Model Based Definition: What is it and Why?

By Tyler Worden, PE
 
Model Based Definition (sometimes Drafting or Dimensioning or Design) is an iteration to mechanical design that uses a CAD generated 3D model with dimensions, GD&T information, annotations, and other design/fabrication information. The 3D model with the imbedded information becomes the defining document for the design and is the controlling document for communicating the design internally, to customers, and to fabricators. Shops read and measure directly from the 3D model as opposed to 2D engineering drawings. The MBD method has the potential to accelerate and sharpen manufacturing procedures from design to fabrication and quality control. MBD is slowly replacing other methods of mechanical design in some industries, but it is still rather unfamiliar within many industries. The purpose of this blog is to shed some light on MBD, discuss how it compares to more common design methodologies, and conclude by analyzing whether it has a place in the fired heater and combustion equipment industries.
 
 
 

 

What Does MBD Replace?

As most in the engineering, design, and manufacturing world know, the status quo for communicating mechanical designs relies on 2D engineering drawings which can be viewed on paper or digitally. Engineering drawings are a graphic universal language, playing a fundamental role in human progress from ancient pyramids and the Palace of Knossos to today’s geodesic domes and the space station. The fundamental purpose of an engineering drawing is to carry, control, and maintain a product’s definition in a precise and clear way with minimal risk of misinterpretation or faulting assumptions. 2D engineering drawings are usually produced by two means: 1. Direct interpretation on a 2D space (paper or CAD) and 2. As technology allowed, 2D views as projected (by a CAD program) from a CAD produced 3D model with little to no human interpretation of the views created.
 
Since the 1980s, the advent of solid modeling and specialized drafting software packages have contributed significantly to streamlining the production of engineering drawings. The solid model defines the product’s geometry, and the engineering drawing consists of only projections of that defined geometry for 2D viewing.

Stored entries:
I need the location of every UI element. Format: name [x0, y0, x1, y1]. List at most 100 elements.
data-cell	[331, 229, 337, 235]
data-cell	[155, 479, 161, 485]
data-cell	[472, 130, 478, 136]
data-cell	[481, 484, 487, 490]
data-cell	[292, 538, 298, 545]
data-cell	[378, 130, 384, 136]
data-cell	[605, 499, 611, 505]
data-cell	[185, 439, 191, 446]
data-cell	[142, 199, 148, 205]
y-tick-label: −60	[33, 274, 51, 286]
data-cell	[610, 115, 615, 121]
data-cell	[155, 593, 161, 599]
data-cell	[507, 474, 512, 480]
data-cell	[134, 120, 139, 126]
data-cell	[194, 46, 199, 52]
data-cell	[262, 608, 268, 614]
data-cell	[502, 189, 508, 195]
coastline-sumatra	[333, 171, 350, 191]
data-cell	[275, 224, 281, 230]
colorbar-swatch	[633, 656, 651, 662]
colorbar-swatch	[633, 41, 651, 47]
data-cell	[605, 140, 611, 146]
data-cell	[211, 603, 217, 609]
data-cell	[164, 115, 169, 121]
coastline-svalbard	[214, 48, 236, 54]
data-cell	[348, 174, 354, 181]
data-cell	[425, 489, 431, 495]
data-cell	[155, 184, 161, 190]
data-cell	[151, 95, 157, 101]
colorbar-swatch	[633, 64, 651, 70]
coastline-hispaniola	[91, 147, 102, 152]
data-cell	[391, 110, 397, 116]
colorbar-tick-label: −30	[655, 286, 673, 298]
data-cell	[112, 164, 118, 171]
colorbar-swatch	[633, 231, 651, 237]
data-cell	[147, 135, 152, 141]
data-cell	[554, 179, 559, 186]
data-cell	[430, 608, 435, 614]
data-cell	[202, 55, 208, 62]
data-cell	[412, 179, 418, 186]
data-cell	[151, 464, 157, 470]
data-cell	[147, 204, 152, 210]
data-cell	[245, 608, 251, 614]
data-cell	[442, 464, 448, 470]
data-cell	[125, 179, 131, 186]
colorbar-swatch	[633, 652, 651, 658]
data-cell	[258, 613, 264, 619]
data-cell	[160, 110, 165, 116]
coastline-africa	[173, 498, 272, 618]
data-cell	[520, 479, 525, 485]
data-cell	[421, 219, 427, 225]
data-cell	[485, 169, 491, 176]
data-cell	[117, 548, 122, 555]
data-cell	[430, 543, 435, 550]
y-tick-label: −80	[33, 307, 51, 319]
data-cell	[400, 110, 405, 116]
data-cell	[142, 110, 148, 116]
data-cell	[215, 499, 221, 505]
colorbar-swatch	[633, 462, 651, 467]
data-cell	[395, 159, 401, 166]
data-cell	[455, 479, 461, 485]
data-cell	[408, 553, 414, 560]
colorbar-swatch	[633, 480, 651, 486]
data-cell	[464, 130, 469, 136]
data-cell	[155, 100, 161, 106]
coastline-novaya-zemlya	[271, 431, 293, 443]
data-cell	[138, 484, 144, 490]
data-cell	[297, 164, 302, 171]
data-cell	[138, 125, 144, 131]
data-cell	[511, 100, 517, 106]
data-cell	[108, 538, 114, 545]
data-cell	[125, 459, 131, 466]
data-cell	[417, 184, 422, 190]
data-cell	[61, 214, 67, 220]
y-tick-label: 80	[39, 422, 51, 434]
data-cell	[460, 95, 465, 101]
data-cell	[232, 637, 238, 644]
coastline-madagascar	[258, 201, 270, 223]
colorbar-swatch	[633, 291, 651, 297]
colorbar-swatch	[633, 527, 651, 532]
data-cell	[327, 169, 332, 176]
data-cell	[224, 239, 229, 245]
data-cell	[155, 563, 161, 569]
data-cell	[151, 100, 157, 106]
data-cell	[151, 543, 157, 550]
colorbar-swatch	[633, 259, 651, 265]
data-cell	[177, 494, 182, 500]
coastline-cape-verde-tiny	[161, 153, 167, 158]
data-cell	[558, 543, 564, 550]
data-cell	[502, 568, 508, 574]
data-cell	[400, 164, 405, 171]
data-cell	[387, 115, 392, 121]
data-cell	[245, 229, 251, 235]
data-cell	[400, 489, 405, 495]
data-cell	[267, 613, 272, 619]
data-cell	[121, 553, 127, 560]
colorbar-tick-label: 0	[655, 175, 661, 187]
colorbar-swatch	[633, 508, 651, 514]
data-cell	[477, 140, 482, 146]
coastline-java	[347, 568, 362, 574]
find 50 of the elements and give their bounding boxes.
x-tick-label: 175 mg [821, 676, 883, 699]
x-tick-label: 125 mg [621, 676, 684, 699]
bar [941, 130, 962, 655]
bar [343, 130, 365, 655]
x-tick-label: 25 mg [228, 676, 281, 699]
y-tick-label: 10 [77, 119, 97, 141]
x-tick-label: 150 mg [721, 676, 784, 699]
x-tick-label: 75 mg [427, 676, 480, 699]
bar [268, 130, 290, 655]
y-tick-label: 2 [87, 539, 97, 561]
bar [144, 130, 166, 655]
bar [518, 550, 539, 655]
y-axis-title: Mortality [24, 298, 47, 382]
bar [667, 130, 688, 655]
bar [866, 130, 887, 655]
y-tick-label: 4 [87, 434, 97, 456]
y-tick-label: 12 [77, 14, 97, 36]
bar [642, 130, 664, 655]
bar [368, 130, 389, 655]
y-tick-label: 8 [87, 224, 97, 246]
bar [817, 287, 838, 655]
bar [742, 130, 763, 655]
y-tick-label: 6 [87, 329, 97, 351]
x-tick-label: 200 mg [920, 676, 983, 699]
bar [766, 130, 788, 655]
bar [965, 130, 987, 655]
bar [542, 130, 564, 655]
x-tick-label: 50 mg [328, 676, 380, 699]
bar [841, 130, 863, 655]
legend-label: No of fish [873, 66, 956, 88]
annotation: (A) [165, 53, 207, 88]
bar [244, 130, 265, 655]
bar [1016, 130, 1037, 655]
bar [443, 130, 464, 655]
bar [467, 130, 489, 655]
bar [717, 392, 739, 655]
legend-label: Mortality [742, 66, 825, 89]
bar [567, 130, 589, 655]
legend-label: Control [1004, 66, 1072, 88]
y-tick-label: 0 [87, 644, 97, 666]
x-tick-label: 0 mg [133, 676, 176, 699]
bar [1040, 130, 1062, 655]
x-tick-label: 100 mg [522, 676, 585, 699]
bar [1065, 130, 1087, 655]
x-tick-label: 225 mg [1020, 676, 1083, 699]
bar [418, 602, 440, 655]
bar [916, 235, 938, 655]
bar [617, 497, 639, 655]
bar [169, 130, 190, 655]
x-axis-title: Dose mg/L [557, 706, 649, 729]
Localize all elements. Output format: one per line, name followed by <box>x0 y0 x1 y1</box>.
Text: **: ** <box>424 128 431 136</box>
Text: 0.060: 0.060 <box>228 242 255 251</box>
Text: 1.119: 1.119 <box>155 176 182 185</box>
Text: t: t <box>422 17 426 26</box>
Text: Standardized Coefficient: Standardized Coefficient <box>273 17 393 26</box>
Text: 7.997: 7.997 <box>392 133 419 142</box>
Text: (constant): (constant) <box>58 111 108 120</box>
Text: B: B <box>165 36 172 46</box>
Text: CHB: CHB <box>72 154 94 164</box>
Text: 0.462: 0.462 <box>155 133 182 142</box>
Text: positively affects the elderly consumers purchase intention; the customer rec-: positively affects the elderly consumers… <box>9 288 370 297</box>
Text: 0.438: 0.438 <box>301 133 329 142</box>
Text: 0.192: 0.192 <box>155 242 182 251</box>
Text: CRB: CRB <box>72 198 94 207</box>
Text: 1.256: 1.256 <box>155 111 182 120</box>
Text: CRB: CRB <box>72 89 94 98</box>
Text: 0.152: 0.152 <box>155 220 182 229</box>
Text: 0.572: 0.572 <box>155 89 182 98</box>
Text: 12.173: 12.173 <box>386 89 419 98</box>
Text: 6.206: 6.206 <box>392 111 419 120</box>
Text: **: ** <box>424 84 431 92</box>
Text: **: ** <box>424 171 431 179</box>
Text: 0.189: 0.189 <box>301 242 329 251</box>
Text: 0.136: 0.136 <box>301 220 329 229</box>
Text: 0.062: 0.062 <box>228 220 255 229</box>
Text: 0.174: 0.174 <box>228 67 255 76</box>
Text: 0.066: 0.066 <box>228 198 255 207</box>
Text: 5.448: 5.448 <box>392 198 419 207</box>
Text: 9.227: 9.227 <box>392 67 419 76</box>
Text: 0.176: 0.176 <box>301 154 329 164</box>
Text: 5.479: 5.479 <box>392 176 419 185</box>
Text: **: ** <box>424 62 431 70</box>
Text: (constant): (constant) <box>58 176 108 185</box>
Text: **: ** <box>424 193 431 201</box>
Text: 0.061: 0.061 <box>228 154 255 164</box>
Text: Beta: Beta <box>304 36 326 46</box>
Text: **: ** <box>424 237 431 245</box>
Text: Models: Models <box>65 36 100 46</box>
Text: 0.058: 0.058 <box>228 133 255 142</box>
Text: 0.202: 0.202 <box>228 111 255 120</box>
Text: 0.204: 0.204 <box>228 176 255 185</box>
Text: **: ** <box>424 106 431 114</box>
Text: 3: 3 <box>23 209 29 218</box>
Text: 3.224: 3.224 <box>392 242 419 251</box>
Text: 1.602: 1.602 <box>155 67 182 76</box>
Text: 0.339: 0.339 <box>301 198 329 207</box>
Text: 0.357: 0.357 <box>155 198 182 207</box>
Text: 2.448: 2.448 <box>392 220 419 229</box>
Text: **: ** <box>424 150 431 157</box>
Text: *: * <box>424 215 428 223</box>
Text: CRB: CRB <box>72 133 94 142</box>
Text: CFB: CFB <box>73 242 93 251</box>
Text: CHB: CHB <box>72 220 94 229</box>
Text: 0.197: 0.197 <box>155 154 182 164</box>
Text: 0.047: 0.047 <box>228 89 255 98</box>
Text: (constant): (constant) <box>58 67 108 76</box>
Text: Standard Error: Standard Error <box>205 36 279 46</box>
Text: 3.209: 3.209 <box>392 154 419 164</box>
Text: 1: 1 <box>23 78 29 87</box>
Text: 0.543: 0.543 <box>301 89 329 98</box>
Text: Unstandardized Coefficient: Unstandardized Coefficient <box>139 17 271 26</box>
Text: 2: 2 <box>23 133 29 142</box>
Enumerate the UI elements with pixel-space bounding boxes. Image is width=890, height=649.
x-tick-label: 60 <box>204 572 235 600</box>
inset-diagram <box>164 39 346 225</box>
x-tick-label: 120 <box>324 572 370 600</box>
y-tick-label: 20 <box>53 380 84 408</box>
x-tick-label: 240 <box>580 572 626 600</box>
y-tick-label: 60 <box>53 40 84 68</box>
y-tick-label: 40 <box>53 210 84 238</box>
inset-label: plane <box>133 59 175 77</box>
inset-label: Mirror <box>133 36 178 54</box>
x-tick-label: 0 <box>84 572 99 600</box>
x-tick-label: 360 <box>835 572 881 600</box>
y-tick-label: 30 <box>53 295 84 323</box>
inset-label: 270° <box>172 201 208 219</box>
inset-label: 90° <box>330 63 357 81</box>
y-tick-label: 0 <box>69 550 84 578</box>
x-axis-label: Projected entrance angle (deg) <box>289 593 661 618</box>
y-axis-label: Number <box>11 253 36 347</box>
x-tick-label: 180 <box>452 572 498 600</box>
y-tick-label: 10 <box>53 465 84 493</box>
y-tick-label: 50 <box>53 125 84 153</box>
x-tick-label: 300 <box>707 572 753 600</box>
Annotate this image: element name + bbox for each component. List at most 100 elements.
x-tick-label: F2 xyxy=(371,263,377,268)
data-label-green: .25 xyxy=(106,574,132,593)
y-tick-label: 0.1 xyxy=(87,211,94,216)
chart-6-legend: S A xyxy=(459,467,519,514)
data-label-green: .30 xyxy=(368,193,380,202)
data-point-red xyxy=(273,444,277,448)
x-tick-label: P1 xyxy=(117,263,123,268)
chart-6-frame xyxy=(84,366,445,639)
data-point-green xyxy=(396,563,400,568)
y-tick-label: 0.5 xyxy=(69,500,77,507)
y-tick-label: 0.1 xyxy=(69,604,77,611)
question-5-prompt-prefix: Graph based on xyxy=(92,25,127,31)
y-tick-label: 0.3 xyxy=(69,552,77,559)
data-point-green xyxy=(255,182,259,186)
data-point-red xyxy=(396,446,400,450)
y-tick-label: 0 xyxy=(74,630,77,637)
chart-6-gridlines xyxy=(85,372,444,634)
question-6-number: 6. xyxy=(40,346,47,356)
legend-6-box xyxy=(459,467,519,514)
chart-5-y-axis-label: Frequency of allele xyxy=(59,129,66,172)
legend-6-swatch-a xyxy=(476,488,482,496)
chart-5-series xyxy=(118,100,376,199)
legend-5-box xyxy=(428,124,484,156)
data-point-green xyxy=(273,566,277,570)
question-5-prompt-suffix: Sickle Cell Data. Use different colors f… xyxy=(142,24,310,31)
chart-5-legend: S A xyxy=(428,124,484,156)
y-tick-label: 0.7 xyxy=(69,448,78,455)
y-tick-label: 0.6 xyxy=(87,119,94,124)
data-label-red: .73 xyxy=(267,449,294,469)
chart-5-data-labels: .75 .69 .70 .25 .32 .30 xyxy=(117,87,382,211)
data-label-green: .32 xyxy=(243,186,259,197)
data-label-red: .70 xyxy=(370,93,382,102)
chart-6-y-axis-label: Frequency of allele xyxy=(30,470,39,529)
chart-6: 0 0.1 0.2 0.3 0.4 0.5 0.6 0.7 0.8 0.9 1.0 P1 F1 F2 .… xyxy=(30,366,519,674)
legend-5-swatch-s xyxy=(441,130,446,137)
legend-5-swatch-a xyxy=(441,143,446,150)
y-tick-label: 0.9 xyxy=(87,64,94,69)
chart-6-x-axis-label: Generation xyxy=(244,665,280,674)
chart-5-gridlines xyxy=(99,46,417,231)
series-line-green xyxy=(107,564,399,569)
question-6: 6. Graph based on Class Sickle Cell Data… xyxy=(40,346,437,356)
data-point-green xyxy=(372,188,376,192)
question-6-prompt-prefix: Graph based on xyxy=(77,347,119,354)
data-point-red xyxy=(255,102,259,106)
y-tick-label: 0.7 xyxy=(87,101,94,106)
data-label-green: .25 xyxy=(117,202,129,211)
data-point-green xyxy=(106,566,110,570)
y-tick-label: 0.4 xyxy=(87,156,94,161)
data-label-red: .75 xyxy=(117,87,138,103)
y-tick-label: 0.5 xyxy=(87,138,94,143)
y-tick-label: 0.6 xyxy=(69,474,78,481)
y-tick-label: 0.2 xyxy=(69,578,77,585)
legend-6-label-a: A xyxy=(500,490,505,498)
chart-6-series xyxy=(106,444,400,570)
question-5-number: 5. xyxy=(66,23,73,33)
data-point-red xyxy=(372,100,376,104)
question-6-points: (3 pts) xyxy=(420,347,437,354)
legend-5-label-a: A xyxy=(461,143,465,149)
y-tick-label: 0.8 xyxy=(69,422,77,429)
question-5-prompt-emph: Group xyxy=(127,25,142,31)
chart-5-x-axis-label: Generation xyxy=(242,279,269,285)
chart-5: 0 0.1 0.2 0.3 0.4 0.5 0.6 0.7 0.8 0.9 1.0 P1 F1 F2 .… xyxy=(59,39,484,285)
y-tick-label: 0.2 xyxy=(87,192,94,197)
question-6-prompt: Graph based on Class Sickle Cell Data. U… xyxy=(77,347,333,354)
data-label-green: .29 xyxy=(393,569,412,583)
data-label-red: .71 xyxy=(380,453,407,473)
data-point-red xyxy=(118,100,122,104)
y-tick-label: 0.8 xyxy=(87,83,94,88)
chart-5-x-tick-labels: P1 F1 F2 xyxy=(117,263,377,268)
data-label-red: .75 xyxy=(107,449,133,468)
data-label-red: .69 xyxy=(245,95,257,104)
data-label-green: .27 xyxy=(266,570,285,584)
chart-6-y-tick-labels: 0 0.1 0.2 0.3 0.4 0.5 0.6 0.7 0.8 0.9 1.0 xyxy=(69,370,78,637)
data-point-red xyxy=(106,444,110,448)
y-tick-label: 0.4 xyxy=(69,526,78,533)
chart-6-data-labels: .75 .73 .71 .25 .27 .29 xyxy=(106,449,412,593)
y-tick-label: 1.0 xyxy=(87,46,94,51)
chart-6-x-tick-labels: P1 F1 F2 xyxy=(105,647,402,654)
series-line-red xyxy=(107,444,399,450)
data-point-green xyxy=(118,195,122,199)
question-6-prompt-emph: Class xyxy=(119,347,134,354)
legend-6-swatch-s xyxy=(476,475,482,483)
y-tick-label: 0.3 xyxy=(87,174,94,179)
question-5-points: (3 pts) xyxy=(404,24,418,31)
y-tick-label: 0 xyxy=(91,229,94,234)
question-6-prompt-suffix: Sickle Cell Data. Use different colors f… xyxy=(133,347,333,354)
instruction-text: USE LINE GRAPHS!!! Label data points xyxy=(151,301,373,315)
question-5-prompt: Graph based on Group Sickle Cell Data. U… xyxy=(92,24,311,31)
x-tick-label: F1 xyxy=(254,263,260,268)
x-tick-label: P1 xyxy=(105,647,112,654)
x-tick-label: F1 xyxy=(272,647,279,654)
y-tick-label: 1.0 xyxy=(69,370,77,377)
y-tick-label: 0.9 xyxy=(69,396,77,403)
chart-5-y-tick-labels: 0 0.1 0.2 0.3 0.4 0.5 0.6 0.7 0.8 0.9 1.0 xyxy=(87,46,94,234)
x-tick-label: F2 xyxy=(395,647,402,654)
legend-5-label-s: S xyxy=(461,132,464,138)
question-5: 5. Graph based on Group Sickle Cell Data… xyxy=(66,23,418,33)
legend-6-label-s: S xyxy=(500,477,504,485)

## Written request 1
Recast the listing as a JSON list of strings, one string per line with blank lines omitted, starting with its first line and going on through the line containing "171, 350, 191]".
## Written request 2
Continue the article on Model Based Definition from the point where it stops.
The listing is unrelated to the article on Model Based Definition.

## Result 1
[
  "I need the location of every UI element. Format: name [x0, y0, x1, y1]. List at most 100 elements.",
  "data-cell\t[331, 229, 337, 235]",
  "data-cell\t[155, 479, 161, 485]",
  "data-cell\t[472, 130, 478, 136]",
  "data-cell\t[481, 484, 487, 490]",
  "data-cell\t[292, 538, 298, 545]",
  "data-cell\t[378, 130, 384, 136]",
  "data-cell\t[605, 499, 611, 505]",
  "data-cell\t[185, 439, 191, 446]",
  "data-cell\t[142, 199, 148, 205]",
  "y-tick-label: −60\t[33, 274, 51, 286]",
  "data-cell\t[610, 115, 615, 121]",
  "data-cell\t[155, 593, 161, 599]",
  "data-cell\t[507, 474, 512, 480]",
  "data-cell\t[134, 120, 139, 126]",
  "data-cell\t[194, 46, 199, 52]",
  "data-cell\t[262, 608, 268, 614]",
  "data-cell\t[502, 189, 508, 195]",
  "coastline-sumatra\t[333, 171, 350, 191]"
]

## Result 2
Despite its increased precision, there is a redundancy in effort to produce engineering drawings when they are created as a byproduct of a solid model, since these drawings only echo the information already defined in the solid model. Dimensions, material, and sometimes dimensional tolerances are built into the solid model. Assembly, subassembly, and weldment intent is often built into the solid model by means of nested assemblies and parts. If done correctly, the nesting (along with properties assigned to every part/assembly) results in a prebuilt BOM. Much of this information was assigned to the 3D model during creation, but it must be extracted later in a functional view within the 2D drawing. Most of the effort spent producing a 2D drawing from a 3D model is verifying that the imbedded design information of the 3D model is clearly represented on a 2D drawing and configuring the drawing to have the expected aesthetic look.
 
However, not all of the time spent on the 2D drawing is redundant. The true complexity exists in the fact that most 3D models do not hold all the necessary information. Surface conditions, like those addressed in ASME Y14.5 GD&T sections, are not as easy to imbed in the solid model. This also applies to heat treatment, weld notes, pressure testing properties, general notes, and many other properties that are considered during the design of equipment but are not stored directly in the model. These are often added to the 2D engineering drawing.
 
Room for improvement in the solid model to engineering drawing process is quite apparent. To be fair, there are solutions and workarounds that address some of the shortcomings. For example, it is typical to pull any dimension twice. First, during creation of the solid model and second, when a (ideally driven) dimension is created on the engineering drawing. To combat this, some software allows for “smart view” creation and auto-dimensioning for the 2D engineering drawing, thus reducing that specific redundancy. Unfortunately, these tools often need a lot of massaging to work smoothly across similar geometries. Engineering and drafting departments often spend a lot of time creating drawing macros, customizing properties within software tools, and creating complex rules in PDM systems to reduce time spent on each drawing.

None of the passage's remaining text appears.